Exercise requirements
Without changing a character, return the entries, but not the images they hold.

────────────────────

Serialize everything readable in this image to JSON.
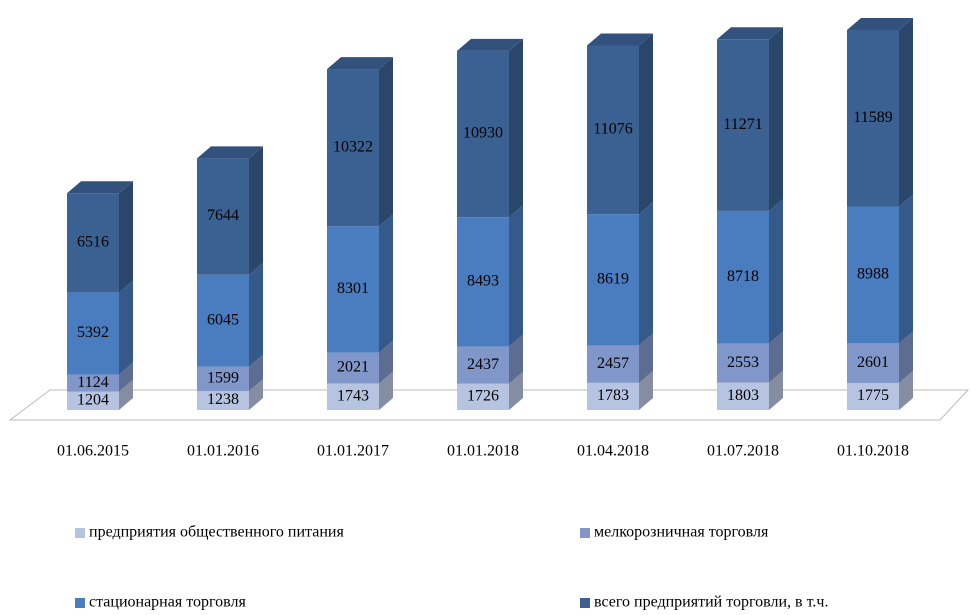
{
  "chart_data": {
    "type": "bar3d_stacked",
    "categories": [
      "01.06.2015",
      "01.01.2016",
      "01.01.2017",
      "01.01.2018",
      "01.04.2018",
      "01.07.2018",
      "01.10.2018"
    ],
    "series": [
      {
        "name": "предприятия общественного питания",
        "color": "#b7c4e1",
        "values": [
          1204,
          1238,
          1743,
          1726,
          1783,
          1803,
          1775
        ]
      },
      {
        "name": "мелкорозничная торговля",
        "color": "#8197c9",
        "values": [
          1124,
          1599,
          2021,
          2437,
          2457,
          2553,
          2601
        ]
      },
      {
        "name": "стационарная торговля",
        "color": "#4a7dbf",
        "values": [
          5392,
          6045,
          8301,
          8493,
          8619,
          8718,
          8988
        ]
      },
      {
        "name": "всего предприятий  торговли, в т.ч.",
        "color": "#3b6193",
        "values": [
          6516,
          7644,
          10322,
          10930,
          11076,
          11271,
          11589
        ]
      }
    ]
  }
}
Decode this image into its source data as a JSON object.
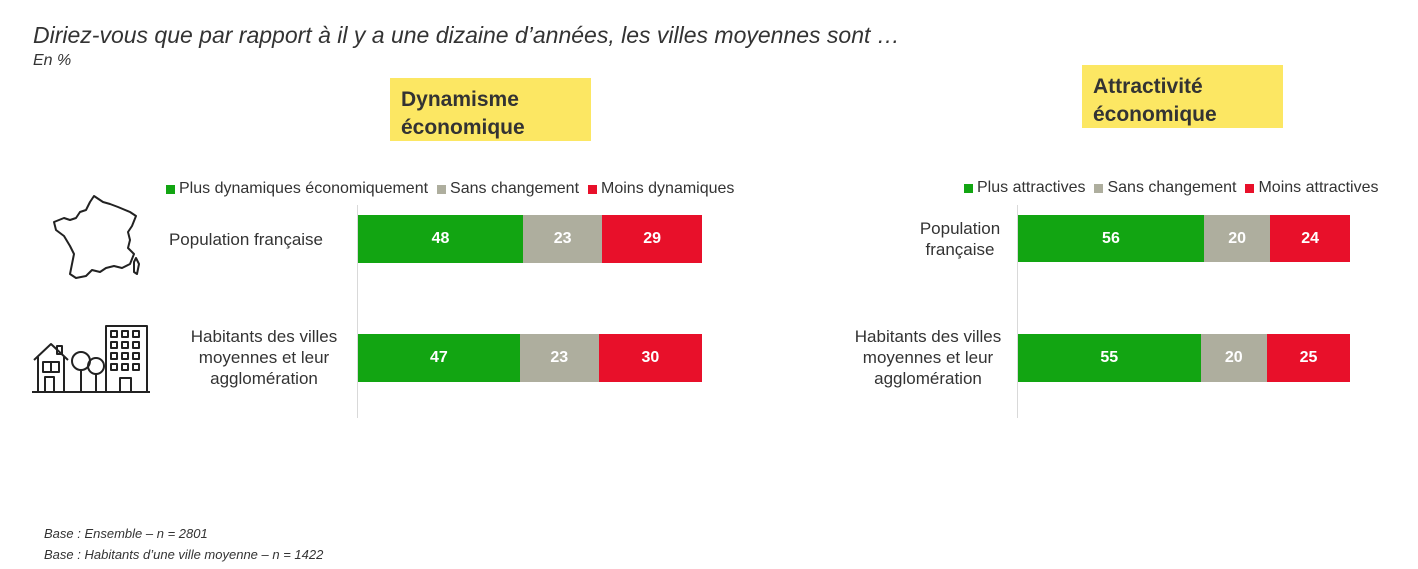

────────────────────

Result below
Serialize everything readable in this image to JSON.
{
  "chart_data": {
    "type": "bar3d_stacked",
    "categories": [
      "01.06.2015",
      "01.01.2016",
      "01.01.2017",
      "01.01.2018",
      "01.04.2018",
      "01.07.2018",
      "01.10.2018"
    ],
    "series": [
      {
        "name": "предприятия общественного питания",
        "color": "#b7c4e1",
        "values": [
          1204,
          1238,
          1743,
          1726,
          1783,
          1803,
          1775
        ]
      },
      {
        "name": "мелкорозничная торговля",
        "color": "#8197c9",
        "values": [
          1124,
          1599,
          2021,
          2437,
          2457,
          2553,
          2601
        ]
      },
      {
        "name": "стационарная торговля",
        "color": "#4a7dbf",
        "values": [
          5392,
          6045,
          8301,
          8493,
          8619,
          8718,
          8988
        ]
      },
      {
        "name": "всего предприятий  торговли, в т.ч.",
        "color": "#3b6193",
        "values": [
          6516,
          7644,
          10322,
          10930,
          11076,
          11271,
          11589
        ]
      }
    ]
  }
}
Decode this image into its source data as a JSON object.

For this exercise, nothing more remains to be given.